### TASK PROMPT:
Present the part of the records that opens with the line containing "book-icon: [13, 527, 29, 541]" and closes with the line containing "file-age: 4 years ago: [897, 284, 971, 300]" as a numbered list, both of those lines included. Leave out any blank lines.
++++ EXERCISE INPUT
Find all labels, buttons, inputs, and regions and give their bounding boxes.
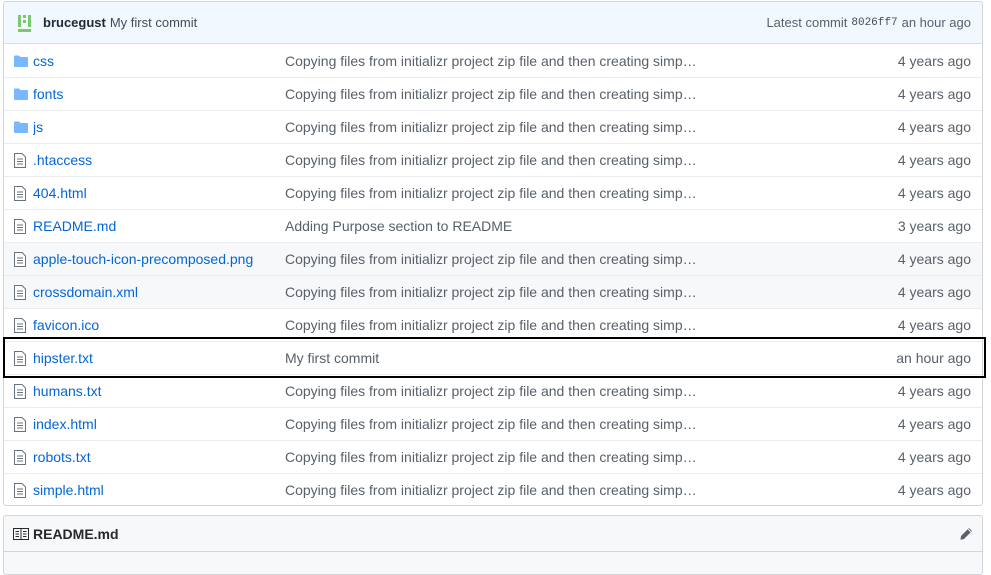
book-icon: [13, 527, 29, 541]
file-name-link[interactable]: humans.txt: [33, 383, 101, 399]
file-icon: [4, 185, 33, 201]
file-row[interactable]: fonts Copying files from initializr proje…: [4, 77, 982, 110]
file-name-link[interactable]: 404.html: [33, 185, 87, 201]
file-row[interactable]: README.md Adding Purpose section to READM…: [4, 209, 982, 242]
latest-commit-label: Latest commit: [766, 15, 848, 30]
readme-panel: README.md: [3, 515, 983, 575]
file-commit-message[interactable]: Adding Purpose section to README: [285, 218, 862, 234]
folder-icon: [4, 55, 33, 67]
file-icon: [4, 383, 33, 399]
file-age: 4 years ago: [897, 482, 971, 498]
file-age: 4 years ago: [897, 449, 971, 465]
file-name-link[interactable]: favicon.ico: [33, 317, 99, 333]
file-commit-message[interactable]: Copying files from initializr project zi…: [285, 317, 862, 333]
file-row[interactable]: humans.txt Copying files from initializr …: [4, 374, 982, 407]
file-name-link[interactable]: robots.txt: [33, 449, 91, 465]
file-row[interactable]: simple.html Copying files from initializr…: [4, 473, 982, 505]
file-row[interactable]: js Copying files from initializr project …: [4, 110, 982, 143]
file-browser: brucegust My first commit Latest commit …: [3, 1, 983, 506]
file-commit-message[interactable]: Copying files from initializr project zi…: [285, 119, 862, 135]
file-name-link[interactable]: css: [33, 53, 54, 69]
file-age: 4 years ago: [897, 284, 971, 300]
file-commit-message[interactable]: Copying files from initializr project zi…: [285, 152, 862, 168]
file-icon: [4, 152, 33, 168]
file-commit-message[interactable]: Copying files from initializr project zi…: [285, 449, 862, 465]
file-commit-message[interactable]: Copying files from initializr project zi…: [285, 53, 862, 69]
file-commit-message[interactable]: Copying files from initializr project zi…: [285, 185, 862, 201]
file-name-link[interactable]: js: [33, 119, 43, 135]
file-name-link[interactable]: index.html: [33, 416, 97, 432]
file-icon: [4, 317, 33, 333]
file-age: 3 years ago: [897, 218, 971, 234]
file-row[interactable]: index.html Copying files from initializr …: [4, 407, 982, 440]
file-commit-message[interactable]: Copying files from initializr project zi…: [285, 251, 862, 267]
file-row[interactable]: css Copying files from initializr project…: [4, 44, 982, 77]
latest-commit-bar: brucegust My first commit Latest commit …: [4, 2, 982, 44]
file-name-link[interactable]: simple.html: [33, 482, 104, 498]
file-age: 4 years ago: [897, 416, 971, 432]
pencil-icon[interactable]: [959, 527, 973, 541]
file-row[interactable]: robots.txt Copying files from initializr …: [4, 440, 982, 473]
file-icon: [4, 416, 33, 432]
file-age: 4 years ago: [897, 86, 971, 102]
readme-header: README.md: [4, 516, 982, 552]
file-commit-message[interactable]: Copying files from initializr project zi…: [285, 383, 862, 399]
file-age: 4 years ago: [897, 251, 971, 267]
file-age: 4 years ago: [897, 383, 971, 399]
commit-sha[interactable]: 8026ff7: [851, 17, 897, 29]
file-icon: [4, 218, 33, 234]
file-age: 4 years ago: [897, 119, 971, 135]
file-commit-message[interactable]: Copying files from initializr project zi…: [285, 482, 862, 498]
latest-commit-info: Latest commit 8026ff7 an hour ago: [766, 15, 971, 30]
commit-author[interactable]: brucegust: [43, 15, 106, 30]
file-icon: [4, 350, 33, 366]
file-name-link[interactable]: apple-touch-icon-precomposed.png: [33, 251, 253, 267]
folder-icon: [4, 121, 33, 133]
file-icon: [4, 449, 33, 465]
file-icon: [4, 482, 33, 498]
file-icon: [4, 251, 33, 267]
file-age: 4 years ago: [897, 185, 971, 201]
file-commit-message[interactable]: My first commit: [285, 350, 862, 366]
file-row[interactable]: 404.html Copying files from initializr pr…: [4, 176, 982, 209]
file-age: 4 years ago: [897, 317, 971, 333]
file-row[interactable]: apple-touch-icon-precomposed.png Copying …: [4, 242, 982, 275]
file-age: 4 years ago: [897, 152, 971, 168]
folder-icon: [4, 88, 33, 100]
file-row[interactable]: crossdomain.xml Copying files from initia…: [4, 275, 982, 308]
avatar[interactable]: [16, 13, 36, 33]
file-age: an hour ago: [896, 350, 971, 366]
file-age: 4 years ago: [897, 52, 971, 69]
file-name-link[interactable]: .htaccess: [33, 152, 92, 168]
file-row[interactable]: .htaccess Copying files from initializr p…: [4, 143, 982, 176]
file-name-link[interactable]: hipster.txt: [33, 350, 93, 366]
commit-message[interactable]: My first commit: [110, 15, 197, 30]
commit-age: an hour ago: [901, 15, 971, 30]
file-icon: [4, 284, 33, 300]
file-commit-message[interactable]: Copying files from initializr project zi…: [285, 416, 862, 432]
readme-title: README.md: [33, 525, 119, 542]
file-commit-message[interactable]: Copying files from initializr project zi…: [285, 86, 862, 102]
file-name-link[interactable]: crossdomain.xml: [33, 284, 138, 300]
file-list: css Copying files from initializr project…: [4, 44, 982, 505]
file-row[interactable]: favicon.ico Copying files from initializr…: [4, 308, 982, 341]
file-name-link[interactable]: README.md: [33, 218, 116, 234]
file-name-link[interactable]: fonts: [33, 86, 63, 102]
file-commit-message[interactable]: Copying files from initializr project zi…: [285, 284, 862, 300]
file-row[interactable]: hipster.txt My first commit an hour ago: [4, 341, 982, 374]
++++++++
### TASK OUTPUT:
1. book-icon: [13, 527, 29, 541]
2. file-name-link[interactable]: humans.txt: [33, 383, 101, 399]
3. file-icon: [4, 185, 33, 201]
4. file-row[interactable]: fonts Copying files from initializr proje…: [4, 77, 982, 110]
5. file-name-link[interactable]: 404.html: [33, 185, 87, 201]
6. file-row[interactable]: README.md Adding Purpose section to READM…: [4, 209, 982, 242]
7. latest-commit-label: Latest commit: [766, 15, 848, 30]
8. readme-panel: README.md: [3, 515, 983, 575]
9. file-commit-message[interactable]: Adding Purpose section to README: [285, 218, 862, 234]
10. folder-icon: [4, 55, 33, 67]
11. file-icon: [4, 383, 33, 399]
12. file-age: 4 years ago: [897, 482, 971, 498]
13. file-age: 4 years ago: [897, 449, 971, 465]
14. file-name-link[interactable]: favicon.ico: [33, 317, 99, 333]
15. file-commit-message[interactable]: Copying files from initializr project zi…: [285, 317, 862, 333]
16. file-row[interactable]: humans.txt Copying files from initializr …: [4, 374, 982, 407]
17. file-name-link[interactable]: robots.txt: [33, 449, 91, 465]
18. file-row[interactable]: simple.html Copying files from initializr…: [4, 473, 982, 505]
19. file-row[interactable]: js Copying files from initializr project …: [4, 110, 982, 143]
20. file-browser: brucegust My first commit Latest commit …: [3, 1, 983, 506]
21. file-commit-message[interactable]: Copying files from initializr project zi…: [285, 119, 862, 135]
22. file-name-link[interactable]: css: [33, 53, 54, 69]
23. file-age: 4 years ago: [897, 284, 971, 300]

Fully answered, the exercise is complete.